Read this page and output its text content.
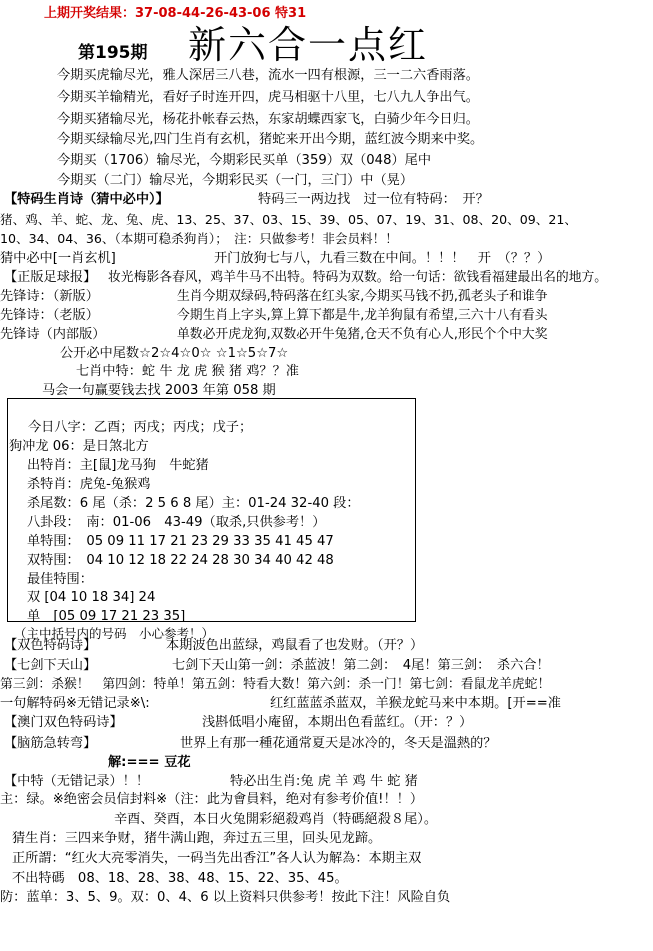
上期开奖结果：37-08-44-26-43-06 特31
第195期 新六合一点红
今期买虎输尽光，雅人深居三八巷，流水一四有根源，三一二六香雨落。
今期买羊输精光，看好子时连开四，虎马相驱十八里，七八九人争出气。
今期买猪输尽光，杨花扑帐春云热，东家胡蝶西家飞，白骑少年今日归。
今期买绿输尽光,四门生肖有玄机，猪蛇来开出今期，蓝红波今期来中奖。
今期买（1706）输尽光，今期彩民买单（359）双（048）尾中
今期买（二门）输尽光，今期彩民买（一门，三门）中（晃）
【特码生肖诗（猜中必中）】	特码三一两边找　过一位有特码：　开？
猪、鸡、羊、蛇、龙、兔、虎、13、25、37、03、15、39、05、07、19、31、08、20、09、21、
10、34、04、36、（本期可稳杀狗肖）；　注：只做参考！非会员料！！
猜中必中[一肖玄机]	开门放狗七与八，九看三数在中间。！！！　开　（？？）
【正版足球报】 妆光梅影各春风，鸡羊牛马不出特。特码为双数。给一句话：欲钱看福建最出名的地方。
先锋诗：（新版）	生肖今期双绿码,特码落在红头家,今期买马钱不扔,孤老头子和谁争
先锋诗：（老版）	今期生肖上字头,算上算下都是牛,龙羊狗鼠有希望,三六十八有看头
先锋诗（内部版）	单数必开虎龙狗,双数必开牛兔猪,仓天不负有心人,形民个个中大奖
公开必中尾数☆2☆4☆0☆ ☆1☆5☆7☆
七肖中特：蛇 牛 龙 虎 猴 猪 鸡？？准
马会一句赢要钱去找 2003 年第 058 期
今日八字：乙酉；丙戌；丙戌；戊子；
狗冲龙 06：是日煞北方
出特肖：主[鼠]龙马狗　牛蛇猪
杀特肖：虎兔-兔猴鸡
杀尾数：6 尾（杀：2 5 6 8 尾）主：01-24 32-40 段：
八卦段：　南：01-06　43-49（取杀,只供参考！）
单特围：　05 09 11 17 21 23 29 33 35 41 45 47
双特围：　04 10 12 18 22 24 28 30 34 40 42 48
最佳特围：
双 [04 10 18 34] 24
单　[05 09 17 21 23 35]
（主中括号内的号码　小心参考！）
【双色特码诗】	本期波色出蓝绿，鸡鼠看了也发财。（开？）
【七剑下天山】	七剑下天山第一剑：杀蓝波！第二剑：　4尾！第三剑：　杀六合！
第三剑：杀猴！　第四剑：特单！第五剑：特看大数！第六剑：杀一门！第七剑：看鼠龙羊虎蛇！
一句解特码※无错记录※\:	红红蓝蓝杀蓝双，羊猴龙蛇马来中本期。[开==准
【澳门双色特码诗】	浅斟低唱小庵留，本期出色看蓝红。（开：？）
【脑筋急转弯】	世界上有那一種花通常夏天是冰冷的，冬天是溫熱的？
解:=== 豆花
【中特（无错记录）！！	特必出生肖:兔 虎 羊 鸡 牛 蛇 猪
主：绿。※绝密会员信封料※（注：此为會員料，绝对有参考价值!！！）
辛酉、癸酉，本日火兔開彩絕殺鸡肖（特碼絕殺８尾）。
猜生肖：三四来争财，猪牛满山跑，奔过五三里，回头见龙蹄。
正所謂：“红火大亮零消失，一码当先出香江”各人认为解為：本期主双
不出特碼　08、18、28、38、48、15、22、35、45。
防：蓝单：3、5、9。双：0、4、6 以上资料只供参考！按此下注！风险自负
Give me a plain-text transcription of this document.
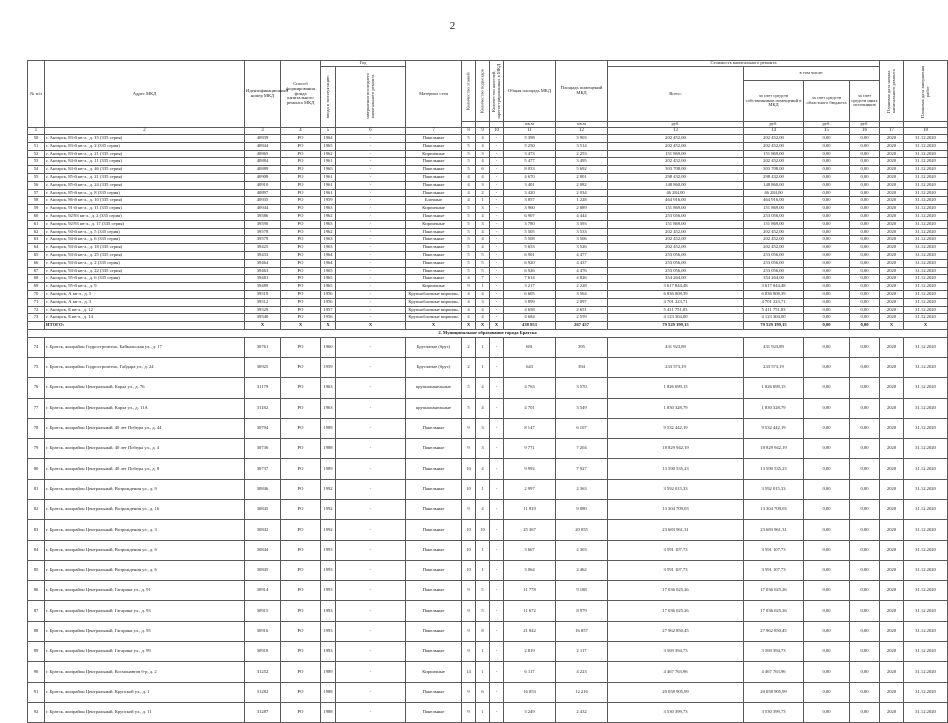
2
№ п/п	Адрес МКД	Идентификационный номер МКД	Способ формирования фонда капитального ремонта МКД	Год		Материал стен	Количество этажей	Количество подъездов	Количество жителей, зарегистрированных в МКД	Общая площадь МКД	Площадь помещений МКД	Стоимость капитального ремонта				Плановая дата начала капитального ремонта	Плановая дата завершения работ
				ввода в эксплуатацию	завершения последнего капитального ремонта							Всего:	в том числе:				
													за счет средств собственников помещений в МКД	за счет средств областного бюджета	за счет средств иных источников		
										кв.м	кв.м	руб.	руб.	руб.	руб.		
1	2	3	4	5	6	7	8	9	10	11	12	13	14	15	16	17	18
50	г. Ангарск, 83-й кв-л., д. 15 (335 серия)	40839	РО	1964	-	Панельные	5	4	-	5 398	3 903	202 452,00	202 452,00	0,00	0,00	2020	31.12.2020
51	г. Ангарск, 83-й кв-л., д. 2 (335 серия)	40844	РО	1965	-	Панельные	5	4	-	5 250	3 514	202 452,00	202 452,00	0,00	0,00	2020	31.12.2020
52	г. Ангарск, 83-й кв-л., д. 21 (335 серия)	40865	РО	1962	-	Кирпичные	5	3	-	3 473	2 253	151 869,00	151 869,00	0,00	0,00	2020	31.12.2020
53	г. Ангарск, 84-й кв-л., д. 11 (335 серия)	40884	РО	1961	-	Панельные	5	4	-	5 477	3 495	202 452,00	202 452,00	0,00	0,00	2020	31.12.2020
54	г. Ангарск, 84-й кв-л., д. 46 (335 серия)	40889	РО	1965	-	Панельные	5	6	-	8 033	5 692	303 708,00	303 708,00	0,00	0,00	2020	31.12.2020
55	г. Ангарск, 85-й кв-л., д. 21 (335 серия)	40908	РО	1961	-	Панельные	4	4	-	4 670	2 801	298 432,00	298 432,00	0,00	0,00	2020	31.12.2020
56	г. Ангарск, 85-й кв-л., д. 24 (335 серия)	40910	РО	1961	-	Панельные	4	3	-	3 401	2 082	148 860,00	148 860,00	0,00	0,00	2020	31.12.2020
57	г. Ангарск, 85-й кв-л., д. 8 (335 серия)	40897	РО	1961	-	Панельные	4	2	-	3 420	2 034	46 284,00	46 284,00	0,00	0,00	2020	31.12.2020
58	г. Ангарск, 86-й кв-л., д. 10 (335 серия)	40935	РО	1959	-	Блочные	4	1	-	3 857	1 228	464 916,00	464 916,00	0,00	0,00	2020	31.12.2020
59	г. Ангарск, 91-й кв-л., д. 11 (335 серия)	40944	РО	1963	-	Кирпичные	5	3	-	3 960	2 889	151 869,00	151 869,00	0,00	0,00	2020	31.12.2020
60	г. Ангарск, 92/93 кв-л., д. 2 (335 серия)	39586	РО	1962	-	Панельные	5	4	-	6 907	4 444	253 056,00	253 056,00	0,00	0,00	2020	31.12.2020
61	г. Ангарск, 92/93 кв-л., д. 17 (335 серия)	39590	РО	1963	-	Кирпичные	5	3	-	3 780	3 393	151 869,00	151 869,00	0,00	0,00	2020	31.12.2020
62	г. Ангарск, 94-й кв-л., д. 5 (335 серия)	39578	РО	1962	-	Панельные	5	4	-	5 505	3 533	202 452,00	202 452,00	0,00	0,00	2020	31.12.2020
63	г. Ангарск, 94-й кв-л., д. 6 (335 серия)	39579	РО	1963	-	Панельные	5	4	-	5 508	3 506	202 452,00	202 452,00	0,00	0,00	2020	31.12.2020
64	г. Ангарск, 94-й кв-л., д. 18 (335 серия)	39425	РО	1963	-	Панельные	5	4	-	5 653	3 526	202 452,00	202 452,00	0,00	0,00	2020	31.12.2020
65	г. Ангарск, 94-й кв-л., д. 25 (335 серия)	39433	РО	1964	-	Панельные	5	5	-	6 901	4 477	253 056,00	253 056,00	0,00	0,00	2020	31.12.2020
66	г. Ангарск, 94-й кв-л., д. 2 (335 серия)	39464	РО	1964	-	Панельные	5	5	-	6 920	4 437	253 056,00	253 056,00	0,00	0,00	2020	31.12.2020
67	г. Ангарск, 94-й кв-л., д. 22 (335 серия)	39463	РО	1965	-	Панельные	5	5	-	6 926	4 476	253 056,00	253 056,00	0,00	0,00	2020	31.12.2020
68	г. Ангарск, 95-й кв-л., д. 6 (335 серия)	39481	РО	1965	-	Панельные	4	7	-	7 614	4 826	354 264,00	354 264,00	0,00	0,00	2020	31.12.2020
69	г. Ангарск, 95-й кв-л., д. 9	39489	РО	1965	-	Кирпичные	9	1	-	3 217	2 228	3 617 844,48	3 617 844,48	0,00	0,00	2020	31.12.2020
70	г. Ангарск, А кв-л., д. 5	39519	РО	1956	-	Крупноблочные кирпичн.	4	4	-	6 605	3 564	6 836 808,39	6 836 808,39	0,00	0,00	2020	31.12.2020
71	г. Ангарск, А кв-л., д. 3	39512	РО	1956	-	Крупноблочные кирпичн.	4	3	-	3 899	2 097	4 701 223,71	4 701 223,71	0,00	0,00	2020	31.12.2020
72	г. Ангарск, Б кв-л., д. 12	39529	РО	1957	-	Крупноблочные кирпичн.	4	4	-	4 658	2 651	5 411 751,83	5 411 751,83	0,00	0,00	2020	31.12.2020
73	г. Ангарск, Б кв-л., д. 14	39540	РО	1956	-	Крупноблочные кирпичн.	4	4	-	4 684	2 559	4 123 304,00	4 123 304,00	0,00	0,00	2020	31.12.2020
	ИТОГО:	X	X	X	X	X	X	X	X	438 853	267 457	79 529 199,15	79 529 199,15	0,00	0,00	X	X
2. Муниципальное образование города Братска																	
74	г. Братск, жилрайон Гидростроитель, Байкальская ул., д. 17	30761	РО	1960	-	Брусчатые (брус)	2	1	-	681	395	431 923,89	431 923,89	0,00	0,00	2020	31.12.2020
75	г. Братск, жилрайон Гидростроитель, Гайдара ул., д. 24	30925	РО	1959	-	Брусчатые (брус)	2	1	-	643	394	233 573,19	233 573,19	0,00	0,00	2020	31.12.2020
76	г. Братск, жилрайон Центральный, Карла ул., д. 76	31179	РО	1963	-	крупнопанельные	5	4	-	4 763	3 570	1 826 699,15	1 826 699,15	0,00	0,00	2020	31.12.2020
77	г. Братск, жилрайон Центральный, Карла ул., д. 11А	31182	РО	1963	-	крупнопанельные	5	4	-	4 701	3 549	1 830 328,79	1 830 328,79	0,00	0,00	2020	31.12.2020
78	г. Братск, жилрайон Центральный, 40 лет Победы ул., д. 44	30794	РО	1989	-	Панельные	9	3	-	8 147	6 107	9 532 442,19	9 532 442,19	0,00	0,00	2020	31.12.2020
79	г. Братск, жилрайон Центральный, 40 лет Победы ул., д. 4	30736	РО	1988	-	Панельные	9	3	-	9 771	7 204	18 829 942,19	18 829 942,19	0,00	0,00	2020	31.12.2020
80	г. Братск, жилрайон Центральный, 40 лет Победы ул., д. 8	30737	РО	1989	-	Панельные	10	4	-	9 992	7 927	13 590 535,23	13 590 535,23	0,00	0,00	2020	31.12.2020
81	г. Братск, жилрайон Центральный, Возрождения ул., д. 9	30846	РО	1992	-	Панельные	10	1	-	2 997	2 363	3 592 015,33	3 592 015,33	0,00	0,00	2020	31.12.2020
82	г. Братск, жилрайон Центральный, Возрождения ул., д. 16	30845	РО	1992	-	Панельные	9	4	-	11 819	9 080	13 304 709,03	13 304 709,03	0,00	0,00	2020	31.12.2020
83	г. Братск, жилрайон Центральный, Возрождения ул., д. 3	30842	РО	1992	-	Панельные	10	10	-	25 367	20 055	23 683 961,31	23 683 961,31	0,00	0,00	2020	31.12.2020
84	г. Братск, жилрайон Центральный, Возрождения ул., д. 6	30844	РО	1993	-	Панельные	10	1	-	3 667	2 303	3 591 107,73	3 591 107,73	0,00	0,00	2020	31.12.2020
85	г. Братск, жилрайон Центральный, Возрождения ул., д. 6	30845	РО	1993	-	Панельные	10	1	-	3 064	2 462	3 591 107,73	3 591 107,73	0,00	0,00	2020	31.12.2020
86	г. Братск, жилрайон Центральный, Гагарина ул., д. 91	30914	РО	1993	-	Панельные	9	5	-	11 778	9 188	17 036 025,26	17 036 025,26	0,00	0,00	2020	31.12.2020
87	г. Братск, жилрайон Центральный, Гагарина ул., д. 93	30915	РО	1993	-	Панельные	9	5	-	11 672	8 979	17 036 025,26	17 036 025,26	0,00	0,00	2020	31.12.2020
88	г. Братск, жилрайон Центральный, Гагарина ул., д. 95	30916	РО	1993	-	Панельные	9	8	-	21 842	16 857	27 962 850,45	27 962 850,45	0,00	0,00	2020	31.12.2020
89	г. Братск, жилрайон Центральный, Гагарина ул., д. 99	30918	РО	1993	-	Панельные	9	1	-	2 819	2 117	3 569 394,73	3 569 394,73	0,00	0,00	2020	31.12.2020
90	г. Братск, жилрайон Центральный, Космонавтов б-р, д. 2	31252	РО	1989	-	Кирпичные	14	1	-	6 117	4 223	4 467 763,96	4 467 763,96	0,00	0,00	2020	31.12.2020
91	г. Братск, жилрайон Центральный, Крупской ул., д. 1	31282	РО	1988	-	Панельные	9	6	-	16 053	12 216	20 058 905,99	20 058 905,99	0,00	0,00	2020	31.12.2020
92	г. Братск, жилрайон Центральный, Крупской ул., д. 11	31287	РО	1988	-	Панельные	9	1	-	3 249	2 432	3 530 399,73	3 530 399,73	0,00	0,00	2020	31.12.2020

-------

# Exercise instructions:
Count how many lines in the data contain the word "Гидростроитель", giving the number without comment.

# The reply:
2